====== Provided data
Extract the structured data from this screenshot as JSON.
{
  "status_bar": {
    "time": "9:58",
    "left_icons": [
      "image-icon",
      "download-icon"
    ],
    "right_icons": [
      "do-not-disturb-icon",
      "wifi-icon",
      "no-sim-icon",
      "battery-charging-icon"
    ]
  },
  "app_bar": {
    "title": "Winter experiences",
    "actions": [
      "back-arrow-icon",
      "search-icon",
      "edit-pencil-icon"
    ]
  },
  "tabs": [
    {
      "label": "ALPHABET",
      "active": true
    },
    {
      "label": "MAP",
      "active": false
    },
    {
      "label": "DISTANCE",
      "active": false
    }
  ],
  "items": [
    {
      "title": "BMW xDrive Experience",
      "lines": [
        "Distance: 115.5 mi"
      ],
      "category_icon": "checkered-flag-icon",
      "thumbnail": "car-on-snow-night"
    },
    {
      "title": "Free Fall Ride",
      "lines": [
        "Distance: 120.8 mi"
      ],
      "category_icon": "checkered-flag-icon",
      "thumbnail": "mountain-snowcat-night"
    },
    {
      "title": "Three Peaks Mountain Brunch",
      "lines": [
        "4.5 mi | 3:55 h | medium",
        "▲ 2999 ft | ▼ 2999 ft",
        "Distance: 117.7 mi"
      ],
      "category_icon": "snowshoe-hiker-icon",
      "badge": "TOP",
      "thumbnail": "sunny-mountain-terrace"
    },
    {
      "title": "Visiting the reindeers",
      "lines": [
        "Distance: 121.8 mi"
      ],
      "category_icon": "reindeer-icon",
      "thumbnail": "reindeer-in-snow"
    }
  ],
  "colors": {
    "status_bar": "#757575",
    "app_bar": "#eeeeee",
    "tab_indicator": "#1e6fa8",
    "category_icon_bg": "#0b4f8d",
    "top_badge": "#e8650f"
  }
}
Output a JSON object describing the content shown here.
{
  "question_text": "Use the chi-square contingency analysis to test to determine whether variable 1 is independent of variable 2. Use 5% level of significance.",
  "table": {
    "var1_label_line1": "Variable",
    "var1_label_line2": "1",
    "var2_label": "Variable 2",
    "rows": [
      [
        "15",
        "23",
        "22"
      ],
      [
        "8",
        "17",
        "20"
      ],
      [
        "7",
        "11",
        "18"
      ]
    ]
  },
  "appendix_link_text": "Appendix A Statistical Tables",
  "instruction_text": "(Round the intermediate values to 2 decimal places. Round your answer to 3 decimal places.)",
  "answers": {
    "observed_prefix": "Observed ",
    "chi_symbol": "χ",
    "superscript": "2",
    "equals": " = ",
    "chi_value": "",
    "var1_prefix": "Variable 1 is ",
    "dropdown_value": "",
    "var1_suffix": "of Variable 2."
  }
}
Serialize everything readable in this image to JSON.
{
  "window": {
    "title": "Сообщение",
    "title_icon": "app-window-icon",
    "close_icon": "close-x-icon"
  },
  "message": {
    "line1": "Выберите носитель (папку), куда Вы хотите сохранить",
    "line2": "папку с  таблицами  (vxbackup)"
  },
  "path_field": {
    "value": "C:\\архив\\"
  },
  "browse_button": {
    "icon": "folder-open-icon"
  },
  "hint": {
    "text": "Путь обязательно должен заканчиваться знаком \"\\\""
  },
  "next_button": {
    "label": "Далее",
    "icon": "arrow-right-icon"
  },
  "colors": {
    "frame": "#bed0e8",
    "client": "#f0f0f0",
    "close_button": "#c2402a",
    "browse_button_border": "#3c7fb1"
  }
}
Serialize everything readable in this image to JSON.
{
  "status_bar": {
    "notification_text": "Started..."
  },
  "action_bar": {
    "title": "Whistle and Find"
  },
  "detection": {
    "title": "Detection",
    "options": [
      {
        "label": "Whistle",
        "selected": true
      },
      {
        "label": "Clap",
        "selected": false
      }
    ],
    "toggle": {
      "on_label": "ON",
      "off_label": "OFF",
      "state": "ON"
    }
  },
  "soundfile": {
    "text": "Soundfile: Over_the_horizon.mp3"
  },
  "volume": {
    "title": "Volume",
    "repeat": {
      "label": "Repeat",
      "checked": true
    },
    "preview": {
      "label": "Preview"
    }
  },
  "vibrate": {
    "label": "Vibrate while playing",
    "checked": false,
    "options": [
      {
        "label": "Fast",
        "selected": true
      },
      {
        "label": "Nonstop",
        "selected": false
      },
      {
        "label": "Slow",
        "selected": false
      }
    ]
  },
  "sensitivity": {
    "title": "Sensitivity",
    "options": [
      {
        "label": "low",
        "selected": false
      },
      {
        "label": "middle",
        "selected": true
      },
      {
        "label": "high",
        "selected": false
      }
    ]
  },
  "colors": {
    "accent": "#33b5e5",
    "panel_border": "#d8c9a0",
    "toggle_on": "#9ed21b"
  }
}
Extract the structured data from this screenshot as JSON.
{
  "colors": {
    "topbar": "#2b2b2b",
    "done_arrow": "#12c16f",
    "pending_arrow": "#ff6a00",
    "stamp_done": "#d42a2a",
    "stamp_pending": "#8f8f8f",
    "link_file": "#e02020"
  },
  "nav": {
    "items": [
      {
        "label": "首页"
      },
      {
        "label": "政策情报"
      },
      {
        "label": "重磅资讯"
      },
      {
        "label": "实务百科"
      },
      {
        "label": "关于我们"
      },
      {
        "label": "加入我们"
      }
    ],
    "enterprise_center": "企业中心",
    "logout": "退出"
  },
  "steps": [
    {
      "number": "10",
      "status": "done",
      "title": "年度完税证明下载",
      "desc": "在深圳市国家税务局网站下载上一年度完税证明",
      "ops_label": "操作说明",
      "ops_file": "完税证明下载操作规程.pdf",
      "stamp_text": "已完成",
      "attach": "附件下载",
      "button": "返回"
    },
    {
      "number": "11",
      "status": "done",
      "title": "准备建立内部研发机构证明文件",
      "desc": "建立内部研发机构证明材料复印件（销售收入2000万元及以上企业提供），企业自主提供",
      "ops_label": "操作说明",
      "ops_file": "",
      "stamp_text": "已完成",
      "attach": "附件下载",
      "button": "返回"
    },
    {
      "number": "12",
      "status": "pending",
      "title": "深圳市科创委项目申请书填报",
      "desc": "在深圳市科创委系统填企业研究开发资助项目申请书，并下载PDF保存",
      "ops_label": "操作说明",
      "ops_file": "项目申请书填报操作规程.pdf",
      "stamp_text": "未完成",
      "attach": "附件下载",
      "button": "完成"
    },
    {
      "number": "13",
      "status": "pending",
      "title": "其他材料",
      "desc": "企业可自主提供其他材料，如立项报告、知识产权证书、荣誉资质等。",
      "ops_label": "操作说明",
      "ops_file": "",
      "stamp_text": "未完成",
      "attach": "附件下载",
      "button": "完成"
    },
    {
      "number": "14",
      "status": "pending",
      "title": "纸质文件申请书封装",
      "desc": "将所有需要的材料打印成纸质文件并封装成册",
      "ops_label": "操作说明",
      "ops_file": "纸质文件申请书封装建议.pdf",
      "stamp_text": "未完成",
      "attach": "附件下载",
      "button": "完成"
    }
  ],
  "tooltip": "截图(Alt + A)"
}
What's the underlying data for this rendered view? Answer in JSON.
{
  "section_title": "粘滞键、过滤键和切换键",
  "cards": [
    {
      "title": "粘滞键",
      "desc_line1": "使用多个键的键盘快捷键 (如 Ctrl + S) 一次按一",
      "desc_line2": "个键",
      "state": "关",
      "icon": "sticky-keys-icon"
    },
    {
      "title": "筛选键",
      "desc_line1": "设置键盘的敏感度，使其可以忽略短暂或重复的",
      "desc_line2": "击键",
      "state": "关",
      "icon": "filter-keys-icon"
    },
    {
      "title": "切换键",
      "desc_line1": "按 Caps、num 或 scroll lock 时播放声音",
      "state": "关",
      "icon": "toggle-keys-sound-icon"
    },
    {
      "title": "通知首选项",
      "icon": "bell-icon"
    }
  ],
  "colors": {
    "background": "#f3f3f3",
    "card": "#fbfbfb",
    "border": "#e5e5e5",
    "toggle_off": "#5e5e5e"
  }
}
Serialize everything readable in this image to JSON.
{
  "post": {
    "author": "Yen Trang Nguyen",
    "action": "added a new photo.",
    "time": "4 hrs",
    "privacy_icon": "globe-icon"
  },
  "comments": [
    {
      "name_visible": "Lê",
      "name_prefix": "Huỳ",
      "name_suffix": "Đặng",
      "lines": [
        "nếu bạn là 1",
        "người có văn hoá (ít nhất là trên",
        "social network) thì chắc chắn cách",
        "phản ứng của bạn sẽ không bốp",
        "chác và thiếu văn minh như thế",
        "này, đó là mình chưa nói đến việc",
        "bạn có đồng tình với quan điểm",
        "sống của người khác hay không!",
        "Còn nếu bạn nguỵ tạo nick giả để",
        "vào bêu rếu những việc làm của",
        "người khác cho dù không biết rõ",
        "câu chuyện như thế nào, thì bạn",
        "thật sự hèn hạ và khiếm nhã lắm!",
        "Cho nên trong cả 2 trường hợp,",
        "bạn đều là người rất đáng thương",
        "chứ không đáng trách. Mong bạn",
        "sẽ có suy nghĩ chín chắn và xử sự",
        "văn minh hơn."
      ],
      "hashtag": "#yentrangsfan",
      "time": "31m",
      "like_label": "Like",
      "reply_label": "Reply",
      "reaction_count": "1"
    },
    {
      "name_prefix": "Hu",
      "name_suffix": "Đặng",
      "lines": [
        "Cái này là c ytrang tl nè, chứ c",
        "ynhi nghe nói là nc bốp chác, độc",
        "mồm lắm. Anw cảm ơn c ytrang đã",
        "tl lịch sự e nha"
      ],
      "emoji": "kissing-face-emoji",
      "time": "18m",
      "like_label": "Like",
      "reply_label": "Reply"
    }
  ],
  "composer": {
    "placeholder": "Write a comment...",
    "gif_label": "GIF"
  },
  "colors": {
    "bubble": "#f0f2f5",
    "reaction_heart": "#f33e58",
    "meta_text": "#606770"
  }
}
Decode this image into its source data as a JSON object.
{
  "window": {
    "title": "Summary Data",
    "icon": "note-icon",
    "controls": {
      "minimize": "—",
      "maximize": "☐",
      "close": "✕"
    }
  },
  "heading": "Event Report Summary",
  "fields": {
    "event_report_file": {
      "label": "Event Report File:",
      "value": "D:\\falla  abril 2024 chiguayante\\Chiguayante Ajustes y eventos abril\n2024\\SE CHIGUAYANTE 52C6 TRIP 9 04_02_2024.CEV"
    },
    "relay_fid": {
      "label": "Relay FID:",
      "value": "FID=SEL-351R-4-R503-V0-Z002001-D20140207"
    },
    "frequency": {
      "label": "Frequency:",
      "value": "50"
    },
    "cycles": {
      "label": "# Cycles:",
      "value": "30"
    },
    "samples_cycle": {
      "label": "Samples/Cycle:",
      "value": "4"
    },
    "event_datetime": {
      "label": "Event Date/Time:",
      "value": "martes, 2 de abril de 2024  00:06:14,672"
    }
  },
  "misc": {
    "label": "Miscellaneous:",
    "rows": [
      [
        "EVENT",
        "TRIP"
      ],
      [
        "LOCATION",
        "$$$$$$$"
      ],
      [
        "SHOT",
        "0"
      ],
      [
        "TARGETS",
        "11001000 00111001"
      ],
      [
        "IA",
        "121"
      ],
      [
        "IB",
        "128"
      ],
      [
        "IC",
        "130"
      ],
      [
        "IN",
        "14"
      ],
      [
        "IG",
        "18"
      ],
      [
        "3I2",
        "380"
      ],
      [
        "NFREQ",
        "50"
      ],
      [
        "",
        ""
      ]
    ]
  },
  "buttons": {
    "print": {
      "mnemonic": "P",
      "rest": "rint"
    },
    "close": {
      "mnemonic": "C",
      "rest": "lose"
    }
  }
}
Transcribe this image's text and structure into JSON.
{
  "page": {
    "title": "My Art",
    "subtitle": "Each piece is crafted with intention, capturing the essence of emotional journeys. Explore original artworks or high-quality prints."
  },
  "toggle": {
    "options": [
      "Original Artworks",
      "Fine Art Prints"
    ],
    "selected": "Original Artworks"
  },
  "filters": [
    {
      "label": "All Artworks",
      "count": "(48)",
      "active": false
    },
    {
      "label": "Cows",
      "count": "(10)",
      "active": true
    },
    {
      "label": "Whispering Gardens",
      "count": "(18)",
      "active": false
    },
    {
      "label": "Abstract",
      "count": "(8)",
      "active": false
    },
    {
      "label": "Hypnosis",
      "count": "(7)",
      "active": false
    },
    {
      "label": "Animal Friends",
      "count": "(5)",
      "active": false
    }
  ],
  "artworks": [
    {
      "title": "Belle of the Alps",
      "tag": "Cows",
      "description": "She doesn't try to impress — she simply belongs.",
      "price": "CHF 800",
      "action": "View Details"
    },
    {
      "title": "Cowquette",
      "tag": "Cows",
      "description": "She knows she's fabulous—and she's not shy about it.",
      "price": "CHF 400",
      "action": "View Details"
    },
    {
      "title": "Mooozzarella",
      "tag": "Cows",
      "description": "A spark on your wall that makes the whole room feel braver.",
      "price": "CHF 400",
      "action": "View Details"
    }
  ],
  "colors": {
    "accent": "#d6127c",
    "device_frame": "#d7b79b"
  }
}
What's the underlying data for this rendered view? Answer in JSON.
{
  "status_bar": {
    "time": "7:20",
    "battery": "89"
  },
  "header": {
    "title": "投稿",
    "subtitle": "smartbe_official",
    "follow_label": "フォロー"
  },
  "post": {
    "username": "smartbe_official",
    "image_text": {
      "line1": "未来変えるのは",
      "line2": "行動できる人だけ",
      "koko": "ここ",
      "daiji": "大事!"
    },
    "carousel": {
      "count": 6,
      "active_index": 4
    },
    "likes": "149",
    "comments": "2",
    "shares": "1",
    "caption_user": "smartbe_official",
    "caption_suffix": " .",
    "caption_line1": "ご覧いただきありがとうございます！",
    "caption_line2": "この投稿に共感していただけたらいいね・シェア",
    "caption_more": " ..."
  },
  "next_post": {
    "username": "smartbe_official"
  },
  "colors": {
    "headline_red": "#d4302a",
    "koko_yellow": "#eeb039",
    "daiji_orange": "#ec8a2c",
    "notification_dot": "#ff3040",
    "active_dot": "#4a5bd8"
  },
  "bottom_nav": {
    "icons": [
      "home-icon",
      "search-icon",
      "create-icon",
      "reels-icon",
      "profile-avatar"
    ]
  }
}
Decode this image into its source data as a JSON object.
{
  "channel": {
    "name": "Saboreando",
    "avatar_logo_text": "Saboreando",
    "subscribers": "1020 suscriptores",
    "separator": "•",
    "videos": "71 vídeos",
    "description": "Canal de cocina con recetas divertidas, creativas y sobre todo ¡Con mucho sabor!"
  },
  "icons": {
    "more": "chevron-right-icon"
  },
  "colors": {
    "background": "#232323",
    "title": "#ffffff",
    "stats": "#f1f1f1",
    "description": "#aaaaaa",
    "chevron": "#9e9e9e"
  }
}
============
> **Task statement**:
Wherever a line in the data above holds "TRIP", copy that line.

> **Response below**:
      "value": "D:\\falla  abril 2024 chiguayante\\Chiguayante Ajustes y eventos abril\n2024\\SE CHIGUAYANTE 52C6 TRIP 9 04_02_2024.CEV"
        "TRIP"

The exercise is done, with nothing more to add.